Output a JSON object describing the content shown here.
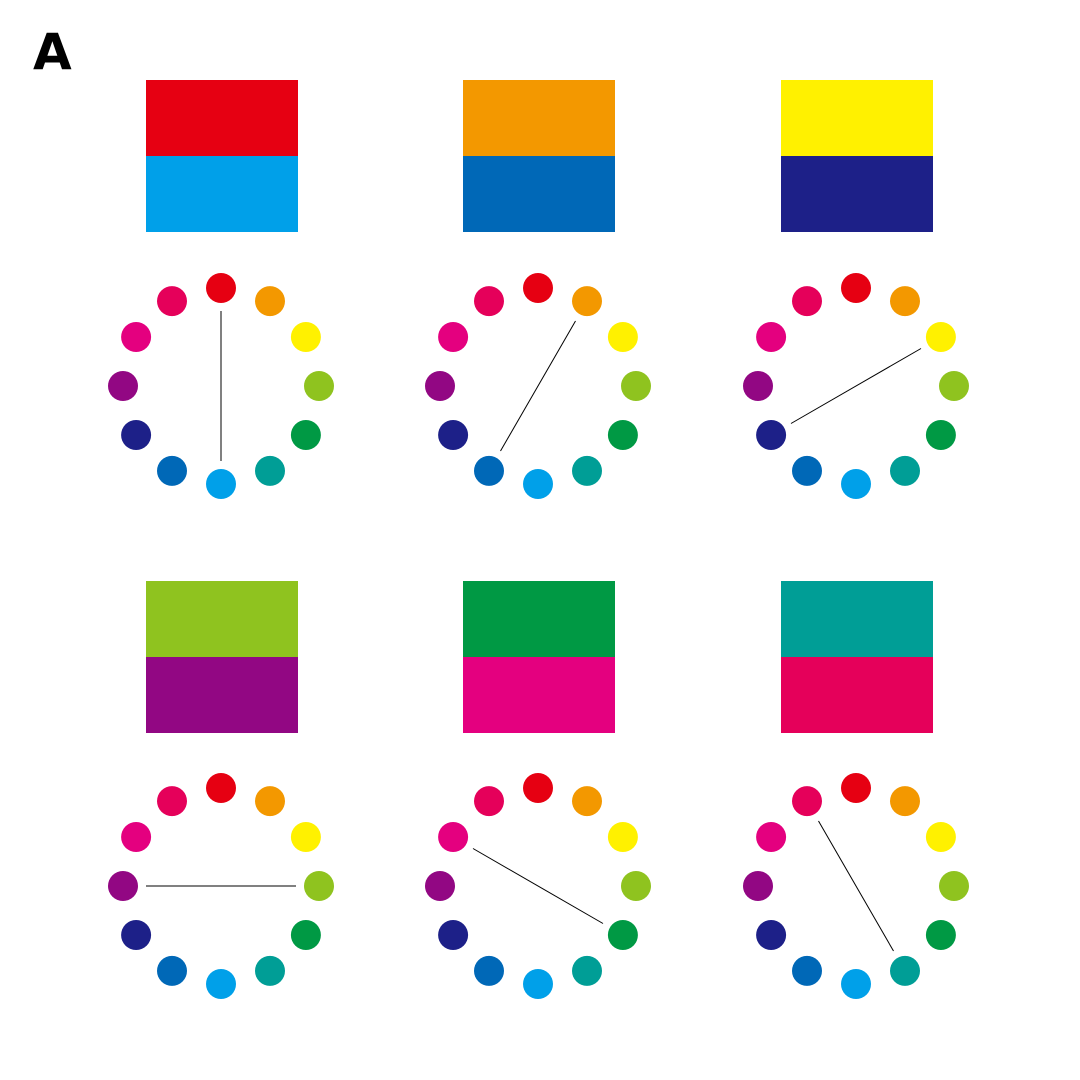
{
  "panel_label": "A",
  "wheel_colors": [
    {
      "name": "red",
      "hex": "#E60012"
    },
    {
      "name": "orange",
      "hex": "#F39800"
    },
    {
      "name": "yellow",
      "hex": "#FFF100"
    },
    {
      "name": "yellow-green",
      "hex": "#8FC31F"
    },
    {
      "name": "green",
      "hex": "#009944"
    },
    {
      "name": "blue-green",
      "hex": "#009E96"
    },
    {
      "name": "sky-blue",
      "hex": "#00A0E9"
    },
    {
      "name": "blue",
      "hex": "#0068B7"
    },
    {
      "name": "indigo",
      "hex": "#1D2088"
    },
    {
      "name": "purple",
      "hex": "#920783"
    },
    {
      "name": "magenta",
      "hex": "#E4007F"
    },
    {
      "name": "crimson",
      "hex": "#E5005A"
    }
  ],
  "pairs": [
    {
      "top": "#E60012",
      "bottom": "#00A0E9",
      "from": 0,
      "to": 6
    },
    {
      "top": "#F39800",
      "bottom": "#0068B7",
      "from": 1,
      "to": 7
    },
    {
      "top": "#FFF100",
      "bottom": "#1D2088",
      "from": 2,
      "to": 8
    },
    {
      "top": "#8FC31F",
      "bottom": "#920783",
      "from": 3,
      "to": 9
    },
    {
      "top": "#009944",
      "bottom": "#E4007F",
      "from": 4,
      "to": 10
    },
    {
      "top": "#009E96",
      "bottom": "#E5005A",
      "from": 5,
      "to": 11
    }
  ]
}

------------------------

### Your objective
All the records need to be repeated exactly, with the images dropped.

### Result of this exercise
Output a JSON object describing the content shown here.
{
  "panel_label": "A",
  "wheel_colors": [
    {
      "name": "red",
      "hex": "#E60012"
    },
    {
      "name": "orange",
      "hex": "#F39800"
    },
    {
      "name": "yellow",
      "hex": "#FFF100"
    },
    {
      "name": "yellow-green",
      "hex": "#8FC31F"
    },
    {
      "name": "green",
      "hex": "#009944"
    },
    {
      "name": "blue-green",
      "hex": "#009E96"
    },
    {
      "name": "sky-blue",
      "hex": "#00A0E9"
    },
    {
      "name": "blue",
      "hex": "#0068B7"
    },
    {
      "name": "indigo",
      "hex": "#1D2088"
    },
    {
      "name": "purple",
      "hex": "#920783"
    },
    {
      "name": "magenta",
      "hex": "#E4007F"
    },
    {
      "name": "crimson",
      "hex": "#E5005A"
    }
  ],
  "pairs": [
    {
      "top": "#E60012",
      "bottom": "#00A0E9",
      "from": 0,
      "to": 6
    },
    {
      "top": "#F39800",
      "bottom": "#0068B7",
      "from": 1,
      "to": 7
    },
    {
      "top": "#FFF100",
      "bottom": "#1D2088",
      "from": 2,
      "to": 8
    },
    {
      "top": "#8FC31F",
      "bottom": "#920783",
      "from": 3,
      "to": 9
    },
    {
      "top": "#009944",
      "bottom": "#E4007F",
      "from": 4,
      "to": 10
    },
    {
      "top": "#009E96",
      "bottom": "#E5005A",
      "from": 5,
      "to": 11
    }
  ]
}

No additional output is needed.